PROMPT →
Check each line below for the word "values", and copy those that have it.

INPUT RECORDS →
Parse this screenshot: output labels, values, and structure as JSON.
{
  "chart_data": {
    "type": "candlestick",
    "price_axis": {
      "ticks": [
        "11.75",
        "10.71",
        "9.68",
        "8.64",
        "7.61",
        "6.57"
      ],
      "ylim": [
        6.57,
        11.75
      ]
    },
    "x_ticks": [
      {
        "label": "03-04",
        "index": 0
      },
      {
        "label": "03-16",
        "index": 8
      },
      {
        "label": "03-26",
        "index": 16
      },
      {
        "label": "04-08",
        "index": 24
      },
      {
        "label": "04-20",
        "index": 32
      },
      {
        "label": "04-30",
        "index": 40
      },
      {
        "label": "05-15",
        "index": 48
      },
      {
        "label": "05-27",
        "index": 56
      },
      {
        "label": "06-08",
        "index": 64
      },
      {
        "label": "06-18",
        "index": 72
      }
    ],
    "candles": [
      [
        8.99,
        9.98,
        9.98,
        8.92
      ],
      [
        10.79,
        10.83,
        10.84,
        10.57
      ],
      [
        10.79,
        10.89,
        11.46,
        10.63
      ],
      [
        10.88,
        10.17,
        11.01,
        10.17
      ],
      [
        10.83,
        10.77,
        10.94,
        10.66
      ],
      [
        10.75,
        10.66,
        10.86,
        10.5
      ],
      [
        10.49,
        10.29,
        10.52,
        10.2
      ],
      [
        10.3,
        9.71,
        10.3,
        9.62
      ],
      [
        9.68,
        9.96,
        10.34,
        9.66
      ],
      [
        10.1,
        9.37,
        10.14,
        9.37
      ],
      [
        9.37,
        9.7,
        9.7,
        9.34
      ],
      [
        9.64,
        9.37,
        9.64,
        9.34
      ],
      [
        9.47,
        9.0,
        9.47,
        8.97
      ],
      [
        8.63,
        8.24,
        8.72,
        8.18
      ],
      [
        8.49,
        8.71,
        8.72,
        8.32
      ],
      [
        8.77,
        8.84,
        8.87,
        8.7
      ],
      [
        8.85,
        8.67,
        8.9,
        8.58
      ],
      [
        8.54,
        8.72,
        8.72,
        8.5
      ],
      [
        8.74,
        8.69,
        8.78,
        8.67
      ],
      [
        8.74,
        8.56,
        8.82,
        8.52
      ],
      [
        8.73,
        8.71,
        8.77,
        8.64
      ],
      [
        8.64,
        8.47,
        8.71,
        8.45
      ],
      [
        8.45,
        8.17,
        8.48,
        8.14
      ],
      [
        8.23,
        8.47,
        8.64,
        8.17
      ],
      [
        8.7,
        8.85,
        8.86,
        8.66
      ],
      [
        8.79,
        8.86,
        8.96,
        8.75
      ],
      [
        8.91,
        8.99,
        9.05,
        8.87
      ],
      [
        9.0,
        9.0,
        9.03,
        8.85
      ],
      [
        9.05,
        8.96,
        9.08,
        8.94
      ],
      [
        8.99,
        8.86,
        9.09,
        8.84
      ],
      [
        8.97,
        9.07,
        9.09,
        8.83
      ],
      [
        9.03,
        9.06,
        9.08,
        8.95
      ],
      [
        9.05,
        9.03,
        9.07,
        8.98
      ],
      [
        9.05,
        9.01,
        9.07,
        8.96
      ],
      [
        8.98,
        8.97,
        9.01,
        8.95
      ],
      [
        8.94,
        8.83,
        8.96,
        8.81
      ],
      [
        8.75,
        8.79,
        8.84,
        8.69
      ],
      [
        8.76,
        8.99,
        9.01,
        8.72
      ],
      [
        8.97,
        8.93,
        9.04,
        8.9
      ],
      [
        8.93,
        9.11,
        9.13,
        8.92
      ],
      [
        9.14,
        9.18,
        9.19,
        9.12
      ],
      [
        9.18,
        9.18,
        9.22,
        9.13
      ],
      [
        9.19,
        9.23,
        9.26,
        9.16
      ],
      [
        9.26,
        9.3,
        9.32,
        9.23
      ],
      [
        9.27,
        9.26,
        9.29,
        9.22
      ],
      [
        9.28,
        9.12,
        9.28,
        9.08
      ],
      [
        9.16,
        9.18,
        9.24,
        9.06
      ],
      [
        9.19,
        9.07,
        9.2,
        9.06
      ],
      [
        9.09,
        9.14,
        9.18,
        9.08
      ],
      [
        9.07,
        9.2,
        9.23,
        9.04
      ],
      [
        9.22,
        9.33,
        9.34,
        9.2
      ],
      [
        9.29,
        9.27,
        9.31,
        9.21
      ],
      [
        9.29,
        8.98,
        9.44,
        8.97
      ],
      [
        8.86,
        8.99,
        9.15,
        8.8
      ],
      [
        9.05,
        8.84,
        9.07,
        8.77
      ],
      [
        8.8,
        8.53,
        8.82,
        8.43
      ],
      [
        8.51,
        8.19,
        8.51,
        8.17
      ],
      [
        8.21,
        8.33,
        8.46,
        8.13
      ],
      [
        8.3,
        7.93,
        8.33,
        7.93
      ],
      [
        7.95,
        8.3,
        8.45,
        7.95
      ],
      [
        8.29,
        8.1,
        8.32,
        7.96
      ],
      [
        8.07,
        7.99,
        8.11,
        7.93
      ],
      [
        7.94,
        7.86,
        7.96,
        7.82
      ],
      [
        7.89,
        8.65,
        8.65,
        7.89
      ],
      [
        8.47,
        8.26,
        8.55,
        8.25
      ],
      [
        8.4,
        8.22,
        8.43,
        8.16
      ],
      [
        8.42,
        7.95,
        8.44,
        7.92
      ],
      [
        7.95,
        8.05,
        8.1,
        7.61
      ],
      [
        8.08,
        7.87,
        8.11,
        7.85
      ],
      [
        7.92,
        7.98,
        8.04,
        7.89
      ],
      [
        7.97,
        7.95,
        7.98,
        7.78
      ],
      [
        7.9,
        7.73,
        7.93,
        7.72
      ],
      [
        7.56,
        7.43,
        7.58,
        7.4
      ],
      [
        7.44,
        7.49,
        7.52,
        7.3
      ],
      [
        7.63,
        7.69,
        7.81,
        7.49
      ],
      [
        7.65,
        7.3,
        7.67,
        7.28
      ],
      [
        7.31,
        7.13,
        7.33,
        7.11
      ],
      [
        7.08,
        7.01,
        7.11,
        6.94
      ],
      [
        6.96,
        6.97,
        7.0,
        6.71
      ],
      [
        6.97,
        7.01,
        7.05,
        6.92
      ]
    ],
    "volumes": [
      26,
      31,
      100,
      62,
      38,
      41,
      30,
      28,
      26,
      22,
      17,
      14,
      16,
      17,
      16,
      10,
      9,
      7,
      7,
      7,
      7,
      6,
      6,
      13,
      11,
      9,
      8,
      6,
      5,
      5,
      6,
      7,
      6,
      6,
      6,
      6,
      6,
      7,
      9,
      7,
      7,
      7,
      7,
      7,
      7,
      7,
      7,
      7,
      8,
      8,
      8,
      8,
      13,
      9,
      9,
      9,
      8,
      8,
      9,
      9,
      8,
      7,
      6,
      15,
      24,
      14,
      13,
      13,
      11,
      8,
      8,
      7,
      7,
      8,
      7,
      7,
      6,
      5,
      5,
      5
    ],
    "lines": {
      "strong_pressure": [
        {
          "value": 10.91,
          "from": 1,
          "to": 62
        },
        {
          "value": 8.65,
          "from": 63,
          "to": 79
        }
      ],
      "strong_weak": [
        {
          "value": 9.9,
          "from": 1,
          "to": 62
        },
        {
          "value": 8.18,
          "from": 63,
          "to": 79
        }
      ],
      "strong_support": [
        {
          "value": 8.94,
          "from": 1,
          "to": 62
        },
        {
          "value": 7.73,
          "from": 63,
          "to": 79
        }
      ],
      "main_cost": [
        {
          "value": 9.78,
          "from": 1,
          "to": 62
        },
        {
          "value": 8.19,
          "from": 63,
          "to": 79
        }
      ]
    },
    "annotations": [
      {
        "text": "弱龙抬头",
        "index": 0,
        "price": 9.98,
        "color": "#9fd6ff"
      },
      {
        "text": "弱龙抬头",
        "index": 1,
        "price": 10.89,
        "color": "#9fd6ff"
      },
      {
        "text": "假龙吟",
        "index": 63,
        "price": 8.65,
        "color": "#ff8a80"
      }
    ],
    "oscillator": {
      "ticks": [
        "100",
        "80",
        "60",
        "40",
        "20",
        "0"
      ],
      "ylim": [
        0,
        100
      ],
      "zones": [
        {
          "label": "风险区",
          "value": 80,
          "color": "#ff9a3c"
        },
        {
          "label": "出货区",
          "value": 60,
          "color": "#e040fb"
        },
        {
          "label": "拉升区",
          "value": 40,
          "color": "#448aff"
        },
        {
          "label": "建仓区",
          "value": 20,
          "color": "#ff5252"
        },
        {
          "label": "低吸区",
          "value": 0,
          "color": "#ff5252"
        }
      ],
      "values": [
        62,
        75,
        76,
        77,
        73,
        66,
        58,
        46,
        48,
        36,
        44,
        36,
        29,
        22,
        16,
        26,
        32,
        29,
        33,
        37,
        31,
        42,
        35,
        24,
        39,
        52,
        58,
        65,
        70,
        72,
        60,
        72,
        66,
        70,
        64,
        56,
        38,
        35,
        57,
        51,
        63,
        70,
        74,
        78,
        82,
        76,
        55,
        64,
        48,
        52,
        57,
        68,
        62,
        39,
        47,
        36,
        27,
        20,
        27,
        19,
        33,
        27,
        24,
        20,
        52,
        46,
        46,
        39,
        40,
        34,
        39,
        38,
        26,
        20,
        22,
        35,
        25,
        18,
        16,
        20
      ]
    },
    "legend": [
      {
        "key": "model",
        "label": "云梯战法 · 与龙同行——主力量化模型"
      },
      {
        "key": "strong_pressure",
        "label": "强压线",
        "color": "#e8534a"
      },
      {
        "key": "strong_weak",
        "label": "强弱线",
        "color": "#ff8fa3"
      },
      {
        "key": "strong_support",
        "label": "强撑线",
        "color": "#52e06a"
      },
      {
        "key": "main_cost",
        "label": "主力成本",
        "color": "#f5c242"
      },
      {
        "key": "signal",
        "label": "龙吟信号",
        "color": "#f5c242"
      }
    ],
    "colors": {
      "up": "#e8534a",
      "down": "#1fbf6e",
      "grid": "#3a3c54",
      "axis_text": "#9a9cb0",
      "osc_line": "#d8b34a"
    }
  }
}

OUTPUT FOR THIS TASK →
Parse this screenshot: output labels, values, and structure as JSON.
      "values": [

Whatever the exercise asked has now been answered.